Write the entries out again exactly as they stand, but without the pictures.

==== Given data ====

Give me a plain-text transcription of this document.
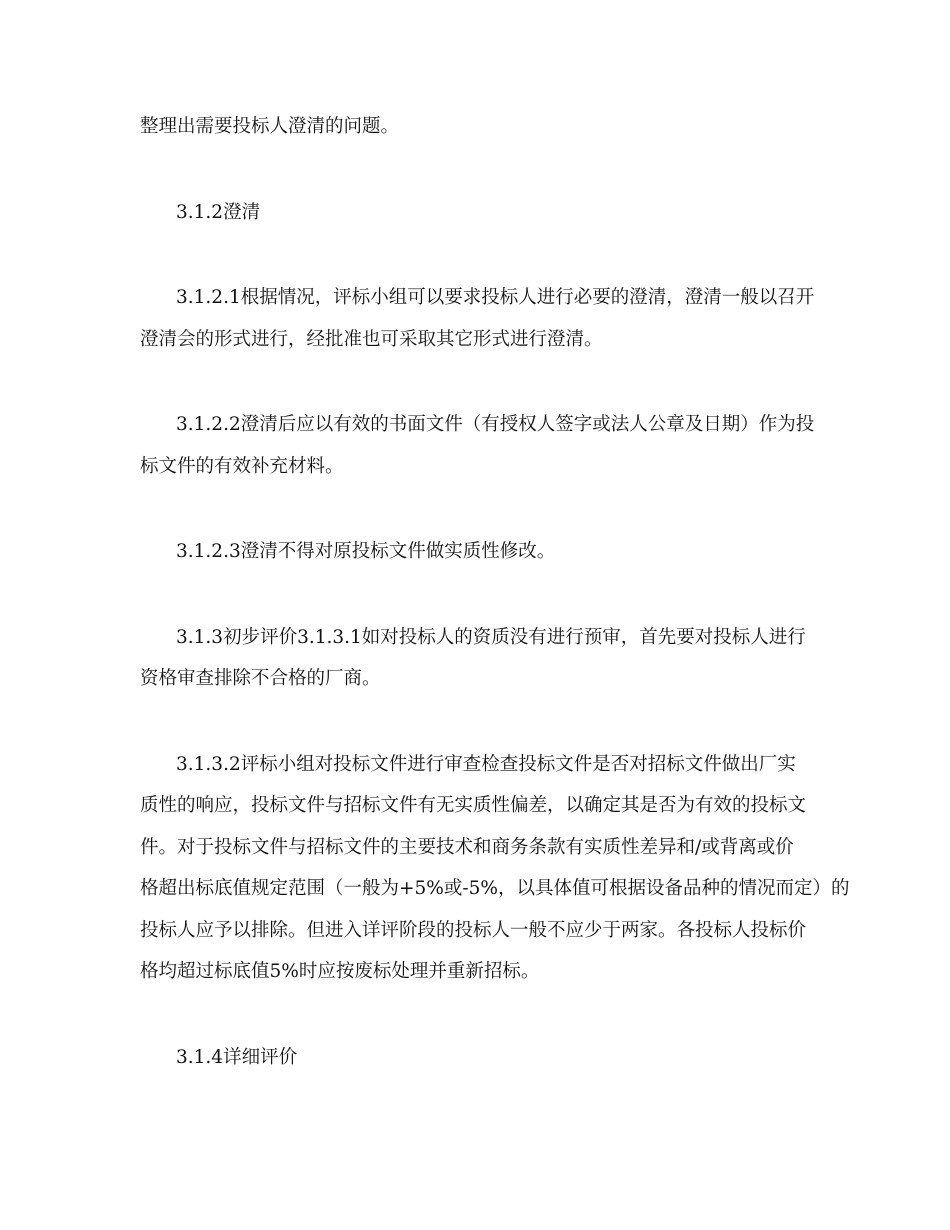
整理出需要投标人澄清的问题。
3.1.2澄清
3.1.2.1根据情况，评标小组可以要求投标人进行必要的澄清，澄清一般以召开
澄清会的形式进行，经批准也可采取其它形式进行澄清。
3.1.2.2澄清后应以有效的书面文件（有授权人签字或法人公章及日期）作为投
标文件的有效补充材料。
3.1.2.3澄清不得对原投标文件做实质性修改。
3.1.3初步评价3.1.3.1如对投标人的资质没有进行预审，首先要对投标人进行
资格审查排除不合格的厂商。
3.1.3.2评标小组对投标文件进行审查检查投标文件是否对招标文件做出厂实
质性的响应，投标文件与招标文件有无实质性偏差，以确定其是否为有效的投标文
件。对于投标文件与招标文件的主要技术和商务条款有实质性差异和/或背离或价
格超出标底值规定范围（一般为+5%或-5%，以具体值可根据设备品种的情况而定）的
投标人应予以排除。但进入详评阶段的投标人一般不应少于两家。各投标人投标价
格均超过标底值5%时应按废标处理并重新招标。
3.1.4详细评价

====

> Problem solution:
Give me a plain-text transcription of this document.
整理出需要投标人澄清的问题。
3.1.2澄清
3.1.2.1根据情况，评标小组可以要求投标人进行必要的澄清，澄清一般以召开
澄清会的形式进行，经批准也可采取其它形式进行澄清。
3.1.2.2澄清后应以有效的书面文件（有授权人签字或法人公章及日期）作为投
标文件的有效补充材料。
3.1.2.3澄清不得对原投标文件做实质性修改。
3.1.3初步评价3.1.3.1如对投标人的资质没有进行预审，首先要对投标人进行
资格审查排除不合格的厂商。
3.1.3.2评标小组对投标文件进行审查检查投标文件是否对招标文件做出厂实
质性的响应，投标文件与招标文件有无实质性偏差，以确定其是否为有效的投标文
件。对于投标文件与招标文件的主要技术和商务条款有实质性差异和/或背离或价
格超出标底值规定范围（一般为+5%或-5%，以具体值可根据设备品种的情况而定）的
投标人应予以排除。但进入详评阶段的投标人一般不应少于两家。各投标人投标价
格均超过标底值5%时应按废标处理并重新招标。
3.1.4详细评价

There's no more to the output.